* Begin *

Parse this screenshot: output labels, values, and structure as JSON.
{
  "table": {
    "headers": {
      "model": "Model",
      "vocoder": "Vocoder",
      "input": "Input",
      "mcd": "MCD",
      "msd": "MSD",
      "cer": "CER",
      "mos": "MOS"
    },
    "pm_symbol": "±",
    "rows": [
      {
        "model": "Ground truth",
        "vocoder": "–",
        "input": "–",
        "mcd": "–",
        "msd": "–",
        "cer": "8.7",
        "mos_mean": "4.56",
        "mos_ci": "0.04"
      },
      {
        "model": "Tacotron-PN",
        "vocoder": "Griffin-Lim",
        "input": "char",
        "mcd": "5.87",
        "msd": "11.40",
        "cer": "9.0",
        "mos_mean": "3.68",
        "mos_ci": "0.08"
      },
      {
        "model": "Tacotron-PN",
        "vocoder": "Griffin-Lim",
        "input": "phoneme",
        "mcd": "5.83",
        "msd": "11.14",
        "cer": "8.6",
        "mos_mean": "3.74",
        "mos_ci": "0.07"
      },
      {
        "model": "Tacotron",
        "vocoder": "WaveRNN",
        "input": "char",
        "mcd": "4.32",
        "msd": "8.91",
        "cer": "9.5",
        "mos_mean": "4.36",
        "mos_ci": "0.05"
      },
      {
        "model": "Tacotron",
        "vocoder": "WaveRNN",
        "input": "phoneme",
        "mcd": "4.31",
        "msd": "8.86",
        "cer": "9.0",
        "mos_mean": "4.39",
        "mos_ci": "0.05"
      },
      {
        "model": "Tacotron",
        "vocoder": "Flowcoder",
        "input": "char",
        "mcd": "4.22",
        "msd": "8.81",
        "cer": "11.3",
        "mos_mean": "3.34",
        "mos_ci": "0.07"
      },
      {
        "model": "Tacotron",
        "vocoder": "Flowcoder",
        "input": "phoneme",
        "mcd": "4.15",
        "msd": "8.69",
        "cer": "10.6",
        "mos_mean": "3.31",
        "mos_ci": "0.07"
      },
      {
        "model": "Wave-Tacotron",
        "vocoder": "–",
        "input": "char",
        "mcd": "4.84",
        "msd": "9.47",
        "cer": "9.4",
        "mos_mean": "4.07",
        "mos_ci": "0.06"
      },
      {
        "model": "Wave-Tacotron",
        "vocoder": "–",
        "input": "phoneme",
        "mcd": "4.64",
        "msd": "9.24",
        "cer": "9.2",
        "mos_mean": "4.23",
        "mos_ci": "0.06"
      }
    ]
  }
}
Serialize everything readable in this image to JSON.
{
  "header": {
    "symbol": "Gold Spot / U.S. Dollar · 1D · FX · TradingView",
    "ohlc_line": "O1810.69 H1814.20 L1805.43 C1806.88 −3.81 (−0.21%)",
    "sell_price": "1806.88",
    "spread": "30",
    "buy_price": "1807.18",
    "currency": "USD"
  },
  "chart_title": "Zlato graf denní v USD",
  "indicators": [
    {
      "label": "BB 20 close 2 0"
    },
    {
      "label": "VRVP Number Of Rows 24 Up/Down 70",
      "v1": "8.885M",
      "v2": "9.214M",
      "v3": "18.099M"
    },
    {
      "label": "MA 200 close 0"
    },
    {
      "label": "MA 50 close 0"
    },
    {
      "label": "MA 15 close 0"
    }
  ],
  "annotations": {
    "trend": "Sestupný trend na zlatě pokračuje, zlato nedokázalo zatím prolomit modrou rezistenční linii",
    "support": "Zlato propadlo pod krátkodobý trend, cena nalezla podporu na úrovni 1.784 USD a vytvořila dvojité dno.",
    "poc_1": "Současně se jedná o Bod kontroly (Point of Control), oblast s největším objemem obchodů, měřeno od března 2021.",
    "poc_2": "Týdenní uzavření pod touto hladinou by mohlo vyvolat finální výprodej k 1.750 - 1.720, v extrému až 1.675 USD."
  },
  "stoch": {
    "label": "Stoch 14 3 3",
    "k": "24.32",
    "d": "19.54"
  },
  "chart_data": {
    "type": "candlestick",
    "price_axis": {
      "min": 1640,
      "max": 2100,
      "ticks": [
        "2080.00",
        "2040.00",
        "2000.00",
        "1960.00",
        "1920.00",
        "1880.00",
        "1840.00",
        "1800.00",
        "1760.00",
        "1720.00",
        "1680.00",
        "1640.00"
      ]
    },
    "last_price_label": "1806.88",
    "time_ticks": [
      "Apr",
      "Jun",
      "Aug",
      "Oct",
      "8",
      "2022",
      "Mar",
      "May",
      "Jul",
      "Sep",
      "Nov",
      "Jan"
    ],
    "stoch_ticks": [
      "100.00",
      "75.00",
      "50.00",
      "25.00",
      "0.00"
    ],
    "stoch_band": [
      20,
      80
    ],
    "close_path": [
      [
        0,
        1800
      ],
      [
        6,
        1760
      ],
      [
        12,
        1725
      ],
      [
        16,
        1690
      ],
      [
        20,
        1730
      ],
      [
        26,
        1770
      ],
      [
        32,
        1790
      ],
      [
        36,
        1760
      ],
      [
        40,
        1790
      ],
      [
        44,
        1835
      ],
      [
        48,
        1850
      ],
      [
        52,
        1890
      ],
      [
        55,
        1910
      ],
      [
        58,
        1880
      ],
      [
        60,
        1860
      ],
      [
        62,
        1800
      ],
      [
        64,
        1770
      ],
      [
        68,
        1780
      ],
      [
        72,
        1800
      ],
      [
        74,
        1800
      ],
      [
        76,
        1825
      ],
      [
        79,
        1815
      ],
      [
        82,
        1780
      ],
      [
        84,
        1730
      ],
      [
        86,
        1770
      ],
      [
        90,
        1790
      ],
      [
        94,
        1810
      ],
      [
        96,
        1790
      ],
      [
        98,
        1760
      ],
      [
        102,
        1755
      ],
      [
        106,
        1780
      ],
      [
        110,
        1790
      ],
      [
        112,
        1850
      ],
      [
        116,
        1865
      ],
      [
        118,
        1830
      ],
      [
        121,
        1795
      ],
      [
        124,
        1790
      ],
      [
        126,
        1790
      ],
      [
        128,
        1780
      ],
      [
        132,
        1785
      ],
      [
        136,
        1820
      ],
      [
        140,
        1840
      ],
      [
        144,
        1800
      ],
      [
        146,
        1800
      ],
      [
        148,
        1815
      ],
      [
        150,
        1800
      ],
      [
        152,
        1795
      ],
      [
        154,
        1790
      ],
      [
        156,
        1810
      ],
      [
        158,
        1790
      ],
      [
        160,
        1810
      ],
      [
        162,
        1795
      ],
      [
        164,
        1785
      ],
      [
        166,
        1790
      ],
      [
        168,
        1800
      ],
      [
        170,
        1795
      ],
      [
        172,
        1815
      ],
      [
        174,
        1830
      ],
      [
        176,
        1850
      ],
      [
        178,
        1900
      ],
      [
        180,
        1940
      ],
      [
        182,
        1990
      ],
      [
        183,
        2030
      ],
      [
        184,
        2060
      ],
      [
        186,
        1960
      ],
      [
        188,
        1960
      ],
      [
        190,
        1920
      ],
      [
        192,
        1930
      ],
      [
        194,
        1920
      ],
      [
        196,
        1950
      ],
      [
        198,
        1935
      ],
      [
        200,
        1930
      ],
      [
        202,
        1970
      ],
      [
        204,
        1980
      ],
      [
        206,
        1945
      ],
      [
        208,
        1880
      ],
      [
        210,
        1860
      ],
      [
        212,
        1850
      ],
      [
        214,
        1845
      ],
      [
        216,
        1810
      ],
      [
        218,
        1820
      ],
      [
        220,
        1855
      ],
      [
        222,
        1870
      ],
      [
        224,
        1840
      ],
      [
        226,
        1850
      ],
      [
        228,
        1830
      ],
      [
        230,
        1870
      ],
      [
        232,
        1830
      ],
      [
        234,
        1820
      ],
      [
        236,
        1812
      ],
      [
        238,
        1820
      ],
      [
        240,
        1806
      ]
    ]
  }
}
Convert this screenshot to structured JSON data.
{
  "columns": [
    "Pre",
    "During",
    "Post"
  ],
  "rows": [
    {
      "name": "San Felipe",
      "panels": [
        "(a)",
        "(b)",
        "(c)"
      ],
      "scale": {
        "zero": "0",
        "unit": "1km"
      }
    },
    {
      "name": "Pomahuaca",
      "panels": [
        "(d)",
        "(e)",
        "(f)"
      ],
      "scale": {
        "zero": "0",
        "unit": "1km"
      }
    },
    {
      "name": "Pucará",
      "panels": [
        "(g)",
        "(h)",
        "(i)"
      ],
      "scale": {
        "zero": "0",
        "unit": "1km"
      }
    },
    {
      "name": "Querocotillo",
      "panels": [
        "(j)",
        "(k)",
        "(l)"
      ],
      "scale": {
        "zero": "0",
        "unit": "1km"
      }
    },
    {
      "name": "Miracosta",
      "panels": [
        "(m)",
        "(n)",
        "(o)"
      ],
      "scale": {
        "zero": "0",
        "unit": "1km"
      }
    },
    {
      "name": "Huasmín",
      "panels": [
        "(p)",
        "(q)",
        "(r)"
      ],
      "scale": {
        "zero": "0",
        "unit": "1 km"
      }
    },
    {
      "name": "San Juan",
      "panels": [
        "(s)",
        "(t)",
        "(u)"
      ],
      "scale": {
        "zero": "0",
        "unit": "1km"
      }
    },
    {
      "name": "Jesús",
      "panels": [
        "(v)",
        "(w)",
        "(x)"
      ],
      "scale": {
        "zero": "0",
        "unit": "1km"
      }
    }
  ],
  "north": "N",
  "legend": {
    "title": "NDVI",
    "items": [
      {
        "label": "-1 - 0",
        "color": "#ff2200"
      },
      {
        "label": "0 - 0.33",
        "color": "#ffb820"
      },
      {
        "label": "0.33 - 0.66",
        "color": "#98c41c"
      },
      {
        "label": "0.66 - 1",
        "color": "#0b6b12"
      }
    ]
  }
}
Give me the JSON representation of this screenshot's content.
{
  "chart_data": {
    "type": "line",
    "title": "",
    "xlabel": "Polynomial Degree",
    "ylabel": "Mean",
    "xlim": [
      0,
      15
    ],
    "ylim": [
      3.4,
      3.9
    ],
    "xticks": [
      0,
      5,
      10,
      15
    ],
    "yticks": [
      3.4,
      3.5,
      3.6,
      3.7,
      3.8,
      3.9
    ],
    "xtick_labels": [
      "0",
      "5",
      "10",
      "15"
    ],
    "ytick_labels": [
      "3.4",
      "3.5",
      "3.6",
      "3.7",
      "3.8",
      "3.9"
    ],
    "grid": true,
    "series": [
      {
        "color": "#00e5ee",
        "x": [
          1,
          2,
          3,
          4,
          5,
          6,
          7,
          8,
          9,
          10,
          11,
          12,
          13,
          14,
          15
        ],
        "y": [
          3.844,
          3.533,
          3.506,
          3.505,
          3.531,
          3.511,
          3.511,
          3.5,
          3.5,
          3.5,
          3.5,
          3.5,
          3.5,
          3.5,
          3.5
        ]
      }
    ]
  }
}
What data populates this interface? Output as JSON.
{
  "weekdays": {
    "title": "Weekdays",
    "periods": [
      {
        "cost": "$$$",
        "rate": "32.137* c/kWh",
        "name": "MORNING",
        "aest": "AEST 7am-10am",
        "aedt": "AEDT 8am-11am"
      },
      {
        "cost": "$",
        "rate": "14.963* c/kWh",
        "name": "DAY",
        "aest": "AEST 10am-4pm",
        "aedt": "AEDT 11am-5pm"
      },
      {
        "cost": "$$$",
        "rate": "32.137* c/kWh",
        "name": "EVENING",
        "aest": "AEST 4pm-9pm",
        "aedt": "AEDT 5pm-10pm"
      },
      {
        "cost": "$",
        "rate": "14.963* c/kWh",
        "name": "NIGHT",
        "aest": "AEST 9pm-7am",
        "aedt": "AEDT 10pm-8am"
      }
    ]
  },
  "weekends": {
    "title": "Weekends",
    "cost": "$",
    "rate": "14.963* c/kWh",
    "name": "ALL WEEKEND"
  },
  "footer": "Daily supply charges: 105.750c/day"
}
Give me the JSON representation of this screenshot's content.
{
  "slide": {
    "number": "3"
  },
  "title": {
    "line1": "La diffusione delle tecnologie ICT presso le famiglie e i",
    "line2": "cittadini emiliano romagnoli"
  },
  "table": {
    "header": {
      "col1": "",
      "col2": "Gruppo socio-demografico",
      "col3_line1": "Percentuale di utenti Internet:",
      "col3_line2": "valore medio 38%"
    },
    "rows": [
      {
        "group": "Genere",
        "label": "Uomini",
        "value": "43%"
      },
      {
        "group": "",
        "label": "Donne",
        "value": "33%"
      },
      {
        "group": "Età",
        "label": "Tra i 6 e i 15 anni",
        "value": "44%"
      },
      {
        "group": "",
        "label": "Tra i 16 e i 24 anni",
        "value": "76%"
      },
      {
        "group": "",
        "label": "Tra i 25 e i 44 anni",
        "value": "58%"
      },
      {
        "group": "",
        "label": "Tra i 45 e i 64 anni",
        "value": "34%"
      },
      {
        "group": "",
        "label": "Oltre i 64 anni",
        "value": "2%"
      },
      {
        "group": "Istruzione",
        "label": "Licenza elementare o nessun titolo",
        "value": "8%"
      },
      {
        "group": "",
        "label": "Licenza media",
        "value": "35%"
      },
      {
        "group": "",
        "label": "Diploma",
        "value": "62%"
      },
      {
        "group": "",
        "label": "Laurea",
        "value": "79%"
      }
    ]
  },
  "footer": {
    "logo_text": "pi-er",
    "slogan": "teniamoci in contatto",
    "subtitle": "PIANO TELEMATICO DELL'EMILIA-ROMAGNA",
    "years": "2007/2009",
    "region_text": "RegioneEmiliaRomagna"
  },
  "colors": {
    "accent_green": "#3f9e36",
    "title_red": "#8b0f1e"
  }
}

* End *

> [WRITTEN EXERCISE]
Find the lines that include the string "footer", then copy each of them.

> [SOLUTION FOR THIS EXERCISE]
  "footer": "Daily supply charges: 105.750c/day"
  "footer": {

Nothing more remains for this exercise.